SET PROBLEM: Rewrite the items from the line containing "map of Europe bbox=[308, 0, 1017, 758]" through the line containing "label: Latvia: Latvia", changing "country" to "nation" and leaving everything else as it is.

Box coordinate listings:

<<<<

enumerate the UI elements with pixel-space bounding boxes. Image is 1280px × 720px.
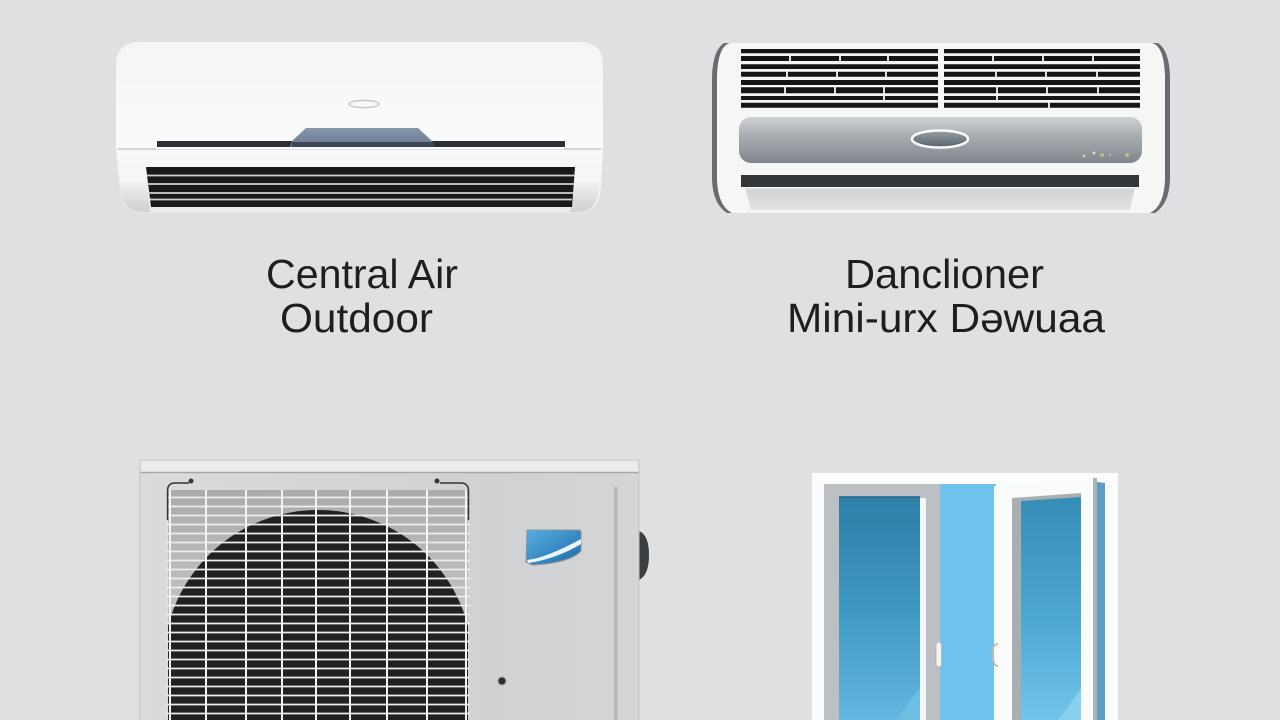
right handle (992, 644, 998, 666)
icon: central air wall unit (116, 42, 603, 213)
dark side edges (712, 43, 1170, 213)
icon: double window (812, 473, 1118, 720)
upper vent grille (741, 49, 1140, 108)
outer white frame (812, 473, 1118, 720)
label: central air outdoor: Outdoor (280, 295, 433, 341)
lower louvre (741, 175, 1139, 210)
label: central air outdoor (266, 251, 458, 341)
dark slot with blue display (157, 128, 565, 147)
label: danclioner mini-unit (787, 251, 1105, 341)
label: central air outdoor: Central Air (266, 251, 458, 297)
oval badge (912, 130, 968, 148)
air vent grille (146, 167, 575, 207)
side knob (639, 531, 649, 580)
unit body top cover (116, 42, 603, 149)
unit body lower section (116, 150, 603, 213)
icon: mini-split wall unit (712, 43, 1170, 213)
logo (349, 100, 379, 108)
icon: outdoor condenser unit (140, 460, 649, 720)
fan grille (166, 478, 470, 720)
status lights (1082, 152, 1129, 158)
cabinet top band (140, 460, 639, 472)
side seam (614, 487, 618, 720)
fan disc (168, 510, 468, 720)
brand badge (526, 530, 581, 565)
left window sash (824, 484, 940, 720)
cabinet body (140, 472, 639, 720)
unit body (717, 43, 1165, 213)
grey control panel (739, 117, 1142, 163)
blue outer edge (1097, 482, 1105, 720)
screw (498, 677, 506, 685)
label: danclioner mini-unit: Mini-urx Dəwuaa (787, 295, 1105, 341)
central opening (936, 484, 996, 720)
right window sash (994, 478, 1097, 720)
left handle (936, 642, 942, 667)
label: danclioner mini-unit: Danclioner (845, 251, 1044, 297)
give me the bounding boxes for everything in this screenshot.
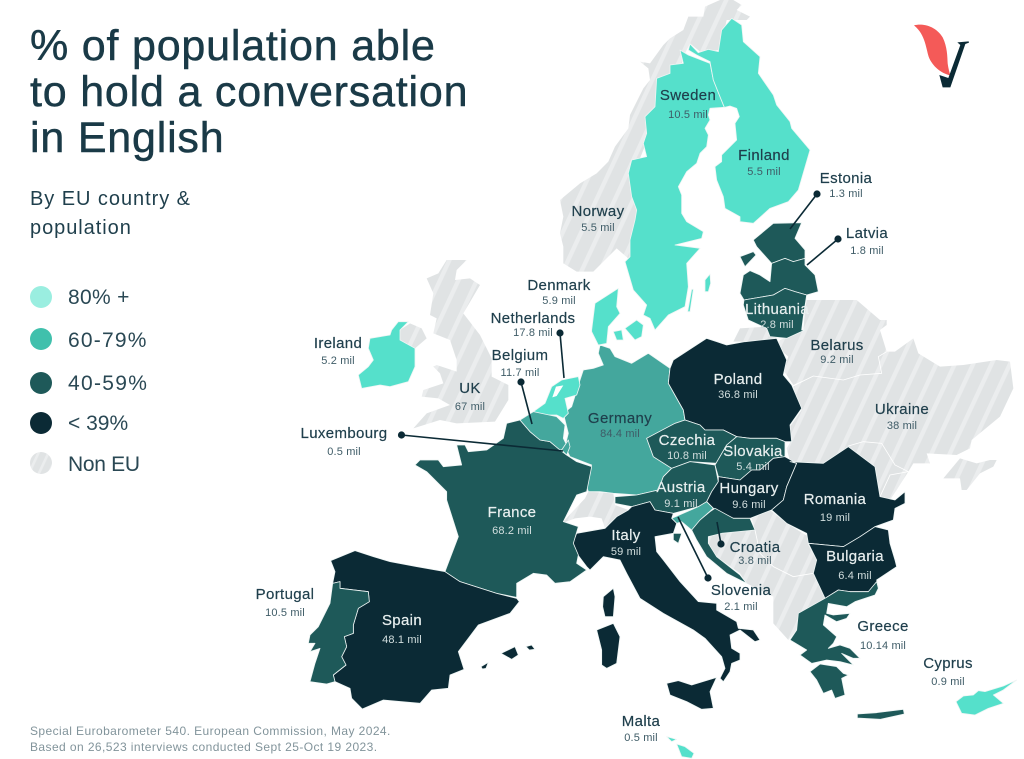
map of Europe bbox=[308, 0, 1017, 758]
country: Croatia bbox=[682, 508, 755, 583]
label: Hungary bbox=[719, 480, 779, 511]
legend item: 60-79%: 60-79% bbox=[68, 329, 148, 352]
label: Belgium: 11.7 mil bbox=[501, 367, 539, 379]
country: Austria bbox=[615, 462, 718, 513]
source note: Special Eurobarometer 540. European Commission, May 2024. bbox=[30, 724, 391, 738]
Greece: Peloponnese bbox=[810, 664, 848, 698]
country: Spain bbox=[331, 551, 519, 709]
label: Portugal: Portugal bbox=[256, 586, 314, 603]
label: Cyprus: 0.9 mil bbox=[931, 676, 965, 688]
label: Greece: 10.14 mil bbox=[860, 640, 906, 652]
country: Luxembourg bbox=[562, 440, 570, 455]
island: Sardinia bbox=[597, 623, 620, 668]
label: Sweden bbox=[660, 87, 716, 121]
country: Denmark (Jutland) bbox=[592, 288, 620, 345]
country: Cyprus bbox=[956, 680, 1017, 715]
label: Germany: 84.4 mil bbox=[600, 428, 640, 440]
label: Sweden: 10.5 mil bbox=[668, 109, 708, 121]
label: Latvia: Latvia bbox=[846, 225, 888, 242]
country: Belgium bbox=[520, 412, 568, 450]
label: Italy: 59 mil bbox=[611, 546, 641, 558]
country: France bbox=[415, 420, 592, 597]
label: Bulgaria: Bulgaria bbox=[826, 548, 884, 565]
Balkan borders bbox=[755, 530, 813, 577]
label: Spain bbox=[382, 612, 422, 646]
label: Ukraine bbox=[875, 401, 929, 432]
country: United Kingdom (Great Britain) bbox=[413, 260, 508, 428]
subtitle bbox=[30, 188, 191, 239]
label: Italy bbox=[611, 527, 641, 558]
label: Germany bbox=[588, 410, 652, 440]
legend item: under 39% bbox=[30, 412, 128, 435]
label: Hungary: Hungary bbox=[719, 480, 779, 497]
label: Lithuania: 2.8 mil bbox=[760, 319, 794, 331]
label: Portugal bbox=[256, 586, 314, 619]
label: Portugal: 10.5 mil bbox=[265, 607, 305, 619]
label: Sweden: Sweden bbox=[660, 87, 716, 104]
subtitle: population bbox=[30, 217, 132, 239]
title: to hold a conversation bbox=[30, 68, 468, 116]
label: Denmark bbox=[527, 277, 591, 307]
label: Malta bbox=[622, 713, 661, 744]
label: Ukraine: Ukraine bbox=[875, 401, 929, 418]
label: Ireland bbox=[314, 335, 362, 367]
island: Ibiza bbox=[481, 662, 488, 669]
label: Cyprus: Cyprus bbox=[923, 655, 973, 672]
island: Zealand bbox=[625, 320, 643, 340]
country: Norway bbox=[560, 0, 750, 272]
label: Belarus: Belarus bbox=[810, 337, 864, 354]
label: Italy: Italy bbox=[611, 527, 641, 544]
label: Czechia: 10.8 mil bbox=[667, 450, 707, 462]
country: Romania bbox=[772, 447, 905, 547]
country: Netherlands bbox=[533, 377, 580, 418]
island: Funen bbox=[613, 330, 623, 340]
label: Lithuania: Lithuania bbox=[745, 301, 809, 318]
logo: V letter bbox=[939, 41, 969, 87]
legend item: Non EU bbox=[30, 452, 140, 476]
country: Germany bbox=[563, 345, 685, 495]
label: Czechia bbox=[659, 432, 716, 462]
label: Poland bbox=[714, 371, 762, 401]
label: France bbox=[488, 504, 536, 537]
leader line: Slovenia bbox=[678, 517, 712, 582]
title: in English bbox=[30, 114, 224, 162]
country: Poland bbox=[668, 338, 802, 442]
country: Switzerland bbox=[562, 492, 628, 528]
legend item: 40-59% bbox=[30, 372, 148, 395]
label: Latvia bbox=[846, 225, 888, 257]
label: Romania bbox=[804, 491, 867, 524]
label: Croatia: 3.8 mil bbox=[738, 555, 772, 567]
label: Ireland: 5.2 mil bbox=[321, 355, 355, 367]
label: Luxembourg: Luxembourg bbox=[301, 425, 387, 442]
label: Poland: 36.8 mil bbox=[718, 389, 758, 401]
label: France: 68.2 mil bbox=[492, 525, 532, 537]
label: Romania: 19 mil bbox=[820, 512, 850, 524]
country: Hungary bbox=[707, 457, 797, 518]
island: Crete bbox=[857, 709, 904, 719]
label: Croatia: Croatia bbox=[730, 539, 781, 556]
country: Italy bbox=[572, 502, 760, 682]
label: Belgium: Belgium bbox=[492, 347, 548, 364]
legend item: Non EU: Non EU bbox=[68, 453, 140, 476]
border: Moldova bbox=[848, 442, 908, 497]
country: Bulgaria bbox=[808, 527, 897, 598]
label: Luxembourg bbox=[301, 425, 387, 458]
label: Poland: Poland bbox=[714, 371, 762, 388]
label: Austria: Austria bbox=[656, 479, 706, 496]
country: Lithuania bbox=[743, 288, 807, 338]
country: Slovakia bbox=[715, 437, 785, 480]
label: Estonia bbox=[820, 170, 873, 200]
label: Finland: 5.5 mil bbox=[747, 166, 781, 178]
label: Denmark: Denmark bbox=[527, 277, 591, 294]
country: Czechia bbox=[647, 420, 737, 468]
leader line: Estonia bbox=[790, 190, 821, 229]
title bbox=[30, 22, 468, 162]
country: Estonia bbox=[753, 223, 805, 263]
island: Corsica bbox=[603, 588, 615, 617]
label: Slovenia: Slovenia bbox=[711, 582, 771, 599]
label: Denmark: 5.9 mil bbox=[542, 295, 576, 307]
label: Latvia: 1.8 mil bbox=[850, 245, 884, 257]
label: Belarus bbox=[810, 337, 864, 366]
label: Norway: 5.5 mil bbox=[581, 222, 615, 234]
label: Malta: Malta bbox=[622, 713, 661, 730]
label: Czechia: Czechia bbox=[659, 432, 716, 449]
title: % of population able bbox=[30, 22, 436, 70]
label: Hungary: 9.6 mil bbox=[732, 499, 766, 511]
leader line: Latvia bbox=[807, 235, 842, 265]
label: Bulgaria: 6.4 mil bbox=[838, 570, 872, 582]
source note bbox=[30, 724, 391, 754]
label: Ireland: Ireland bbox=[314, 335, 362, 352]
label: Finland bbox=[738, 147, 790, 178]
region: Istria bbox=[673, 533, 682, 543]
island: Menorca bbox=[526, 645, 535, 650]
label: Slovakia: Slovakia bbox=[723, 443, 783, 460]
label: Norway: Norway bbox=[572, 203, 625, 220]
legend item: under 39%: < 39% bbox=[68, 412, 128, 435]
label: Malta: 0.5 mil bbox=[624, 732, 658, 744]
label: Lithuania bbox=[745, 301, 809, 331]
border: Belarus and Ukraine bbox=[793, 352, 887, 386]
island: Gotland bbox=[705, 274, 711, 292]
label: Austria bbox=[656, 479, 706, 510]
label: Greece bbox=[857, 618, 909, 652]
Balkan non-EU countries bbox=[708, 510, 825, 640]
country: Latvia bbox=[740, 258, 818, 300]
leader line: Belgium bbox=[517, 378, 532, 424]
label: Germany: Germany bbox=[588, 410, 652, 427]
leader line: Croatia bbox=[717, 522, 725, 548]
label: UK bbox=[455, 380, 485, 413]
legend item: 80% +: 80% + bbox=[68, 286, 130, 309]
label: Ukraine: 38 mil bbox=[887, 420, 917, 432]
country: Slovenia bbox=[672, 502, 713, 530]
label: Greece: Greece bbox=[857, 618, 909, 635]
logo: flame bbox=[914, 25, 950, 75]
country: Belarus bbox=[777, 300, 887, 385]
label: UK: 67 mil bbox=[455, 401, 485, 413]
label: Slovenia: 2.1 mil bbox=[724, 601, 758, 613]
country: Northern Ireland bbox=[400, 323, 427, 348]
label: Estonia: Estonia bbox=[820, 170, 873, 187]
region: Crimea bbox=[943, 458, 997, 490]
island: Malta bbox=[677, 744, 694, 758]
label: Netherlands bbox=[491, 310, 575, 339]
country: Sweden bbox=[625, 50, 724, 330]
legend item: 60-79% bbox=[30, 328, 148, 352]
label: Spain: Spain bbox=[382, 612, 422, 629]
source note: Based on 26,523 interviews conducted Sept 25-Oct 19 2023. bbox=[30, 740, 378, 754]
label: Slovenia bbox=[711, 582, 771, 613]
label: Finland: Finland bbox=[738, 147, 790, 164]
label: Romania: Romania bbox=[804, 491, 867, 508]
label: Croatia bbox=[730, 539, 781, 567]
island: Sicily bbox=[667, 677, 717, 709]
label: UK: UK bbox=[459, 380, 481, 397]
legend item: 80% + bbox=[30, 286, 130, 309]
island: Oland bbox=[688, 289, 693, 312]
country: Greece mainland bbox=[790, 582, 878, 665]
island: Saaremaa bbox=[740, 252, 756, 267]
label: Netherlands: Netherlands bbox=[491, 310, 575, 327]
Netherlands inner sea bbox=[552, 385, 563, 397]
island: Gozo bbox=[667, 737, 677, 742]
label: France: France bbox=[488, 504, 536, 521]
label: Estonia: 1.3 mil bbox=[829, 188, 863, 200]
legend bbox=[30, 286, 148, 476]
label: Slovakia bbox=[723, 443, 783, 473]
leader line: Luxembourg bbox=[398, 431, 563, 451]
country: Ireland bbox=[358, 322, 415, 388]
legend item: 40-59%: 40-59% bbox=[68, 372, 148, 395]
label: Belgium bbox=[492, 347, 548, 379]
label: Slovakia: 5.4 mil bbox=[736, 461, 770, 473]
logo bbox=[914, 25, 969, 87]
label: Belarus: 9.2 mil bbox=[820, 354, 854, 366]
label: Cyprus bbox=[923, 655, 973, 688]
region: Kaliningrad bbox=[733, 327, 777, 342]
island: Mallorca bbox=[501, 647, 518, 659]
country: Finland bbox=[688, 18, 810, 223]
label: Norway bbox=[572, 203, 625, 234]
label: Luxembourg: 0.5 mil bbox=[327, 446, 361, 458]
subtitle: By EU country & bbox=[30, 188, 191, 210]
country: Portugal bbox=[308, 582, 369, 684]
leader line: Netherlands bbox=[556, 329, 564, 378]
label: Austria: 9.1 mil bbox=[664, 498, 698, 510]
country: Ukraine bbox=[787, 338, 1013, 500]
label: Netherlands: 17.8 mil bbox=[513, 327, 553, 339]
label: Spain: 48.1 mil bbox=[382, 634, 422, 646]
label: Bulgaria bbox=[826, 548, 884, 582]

>>>>

SOLUTION FOR THIS TASK:
map of Europe bbox=[308, 0, 1017, 758]
nation: Croatia bbox=[682, 508, 755, 583]
label: Hungary bbox=[719, 480, 779, 511]
legend item: 60-79%: 60-79% bbox=[68, 329, 148, 352]
label: Belgium: 11.7 mil bbox=[501, 367, 539, 379]
nation: Austria bbox=[615, 462, 718, 513]
source note: Special Eurobarometer 540. European Commission, May 2024. bbox=[30, 724, 391, 738]
Greece: Peloponnese bbox=[810, 664, 848, 698]
nation: Spain bbox=[331, 551, 519, 709]
label: Portugal: Portugal bbox=[256, 586, 314, 603]
label: Cyprus: 0.9 mil bbox=[931, 676, 965, 688]
label: Greece: 10.14 mil bbox=[860, 640, 906, 652]
nation: Luxembourg bbox=[562, 440, 570, 455]
island: Sardinia bbox=[597, 623, 620, 668]
label: Sweden bbox=[660, 87, 716, 121]
nation: Denmark (Jutland) bbox=[592, 288, 620, 345]
nation: Cyprus bbox=[956, 680, 1017, 715]
label: Germany: 84.4 mil bbox=[600, 428, 640, 440]
label: Sweden: 10.5 mil bbox=[668, 109, 708, 121]
label: Latvia: Latvia bbox=[846, 225, 888, 242]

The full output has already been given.